►

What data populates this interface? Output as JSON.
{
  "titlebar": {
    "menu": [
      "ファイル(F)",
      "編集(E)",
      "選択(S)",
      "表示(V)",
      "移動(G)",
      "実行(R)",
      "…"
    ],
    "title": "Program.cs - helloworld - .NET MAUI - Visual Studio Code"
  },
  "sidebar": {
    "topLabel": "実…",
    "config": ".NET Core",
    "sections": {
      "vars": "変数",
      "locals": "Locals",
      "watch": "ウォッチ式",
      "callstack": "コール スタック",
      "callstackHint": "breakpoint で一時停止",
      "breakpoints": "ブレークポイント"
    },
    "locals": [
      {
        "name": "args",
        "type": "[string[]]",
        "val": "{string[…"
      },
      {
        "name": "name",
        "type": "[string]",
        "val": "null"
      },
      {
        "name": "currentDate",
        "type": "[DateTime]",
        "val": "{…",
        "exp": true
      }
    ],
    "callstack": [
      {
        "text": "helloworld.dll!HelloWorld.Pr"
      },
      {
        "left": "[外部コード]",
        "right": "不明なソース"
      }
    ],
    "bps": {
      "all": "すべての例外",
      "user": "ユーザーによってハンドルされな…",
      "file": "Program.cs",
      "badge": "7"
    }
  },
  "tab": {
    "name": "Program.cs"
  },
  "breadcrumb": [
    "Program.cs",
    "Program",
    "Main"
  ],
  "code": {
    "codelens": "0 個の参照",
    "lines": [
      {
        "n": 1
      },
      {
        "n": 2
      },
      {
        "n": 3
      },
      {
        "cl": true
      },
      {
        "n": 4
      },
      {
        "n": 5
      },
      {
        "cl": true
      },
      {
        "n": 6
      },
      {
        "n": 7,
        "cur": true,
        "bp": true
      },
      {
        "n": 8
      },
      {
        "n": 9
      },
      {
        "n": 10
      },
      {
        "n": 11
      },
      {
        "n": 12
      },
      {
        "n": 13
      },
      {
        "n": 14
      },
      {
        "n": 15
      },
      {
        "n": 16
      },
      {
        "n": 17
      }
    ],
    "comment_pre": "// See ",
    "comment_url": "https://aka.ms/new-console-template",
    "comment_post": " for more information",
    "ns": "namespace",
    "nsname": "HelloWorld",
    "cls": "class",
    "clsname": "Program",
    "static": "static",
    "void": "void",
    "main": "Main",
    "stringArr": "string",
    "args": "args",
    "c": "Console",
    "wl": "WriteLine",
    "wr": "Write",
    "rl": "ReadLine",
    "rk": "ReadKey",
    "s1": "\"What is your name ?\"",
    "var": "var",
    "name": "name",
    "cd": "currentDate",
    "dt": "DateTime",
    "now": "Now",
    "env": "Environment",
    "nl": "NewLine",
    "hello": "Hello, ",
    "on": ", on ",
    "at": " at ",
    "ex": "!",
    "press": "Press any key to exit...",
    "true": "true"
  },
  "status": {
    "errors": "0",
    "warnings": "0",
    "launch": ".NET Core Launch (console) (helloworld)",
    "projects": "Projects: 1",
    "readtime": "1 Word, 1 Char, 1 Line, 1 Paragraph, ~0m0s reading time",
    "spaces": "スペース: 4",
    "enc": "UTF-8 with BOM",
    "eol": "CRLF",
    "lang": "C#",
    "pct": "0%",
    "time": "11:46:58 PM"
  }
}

◄

SET TASK = Return all of the entries word for word.

TASK OUTPUT =
What data populates this interface? Output as JSON.
{
  "titlebar": {
    "menu": [
      "ファイル(F)",
      "編集(E)",
      "選択(S)",
      "表示(V)",
      "移動(G)",
      "実行(R)",
      "…"
    ],
    "title": "Program.cs - helloworld - .NET MAUI - Visual Studio Code"
  },
  "sidebar": {
    "topLabel": "実…",
    "config": ".NET Core",
    "sections": {
      "vars": "変数",
      "locals": "Locals",
      "watch": "ウォッチ式",
      "callstack": "コール スタック",
      "callstackHint": "breakpoint で一時停止",
      "breakpoints": "ブレークポイント"
    },
    "locals": [
      {
        "name": "args",
        "type": "[string[]]",
        "val": "{string[…"
      },
      {
        "name": "name",
        "type": "[string]",
        "val": "null"
      },
      {
        "name": "currentDate",
        "type": "[DateTime]",
        "val": "{…",
        "exp": true
      }
    ],
    "callstack": [
      {
        "text": "helloworld.dll!HelloWorld.Pr"
      },
      {
        "left": "[外部コード]",
        "right": "不明なソース"
      }
    ],
    "bps": {
      "all": "すべての例外",
      "user": "ユーザーによってハンドルされな…",
      "file": "Program.cs",
      "badge": "7"
    }
  },
  "tab": {
    "name": "Program.cs"
  },
  "breadcrumb": [
    "Program.cs",
    "Program",
    "Main"
  ],
  "code": {
    "codelens": "0 個の参照",
    "lines": [
      {
        "n": 1
      },
      {
        "n": 2
      },
      {
        "n": 3
      },
      {
        "cl": true
      },
      {
        "n": 4
      },
      {
        "n": 5
      },
      {
        "cl": true
      },
      {
        "n": 6
      },
      {
        "n": 7,
        "cur": true,
        "bp": true
      },
      {
        "n": 8
      },
      {
        "n": 9
      },
      {
        "n": 10
      },
      {
        "n": 11
      },
      {
        "n": 12
      },
      {
        "n": 13
      },
      {
        "n": 14
      },
      {
        "n": 15
      },
      {
        "n": 16
      },
      {
        "n": 17
      }
    ],
    "comment_pre": "// See ",
    "comment_url": "https://aka.ms/new-console-template",
    "comment_post": " for more information",
    "ns": "namespace",
    "nsname": "HelloWorld",
    "cls": "class",
    "clsname": "Program",
    "static": "static",
    "void": "void",
    "main": "Main",
    "stringArr": "string",
    "args": "args",
    "c": "Console",
    "wl": "WriteLine",
    "wr": "Write",
    "rl": "ReadLine",
    "rk": "ReadKey",
    "s1": "\"What is your name ?\"",
    "var": "var",
    "name": "name",
    "cd": "currentDate",
    "dt": "DateTime",
    "now": "Now",
    "env": "Environment",
    "nl": "NewLine",
    "hello": "Hello, ",
    "on": ", on ",
    "at": " at ",
    "ex": "!",
    "press": "Press any key to exit...",
    "true": "true"
  },
  "status": {
    "errors": "0",
    "warnings": "0",
    "launch": ".NET Core Launch (console) (helloworld)",
    "projects": "Projects: 1",
    "readtime": "1 Word, 1 Char, 1 Line, 1 Paragraph, ~0m0s reading time",
    "spaces": "スペース: 4",
    "enc": "UTF-8 with BOM",
    "eol": "CRLF",
    "lang": "C#",
    "pct": "0%",
    "time": "11:46:58 PM"
  }
}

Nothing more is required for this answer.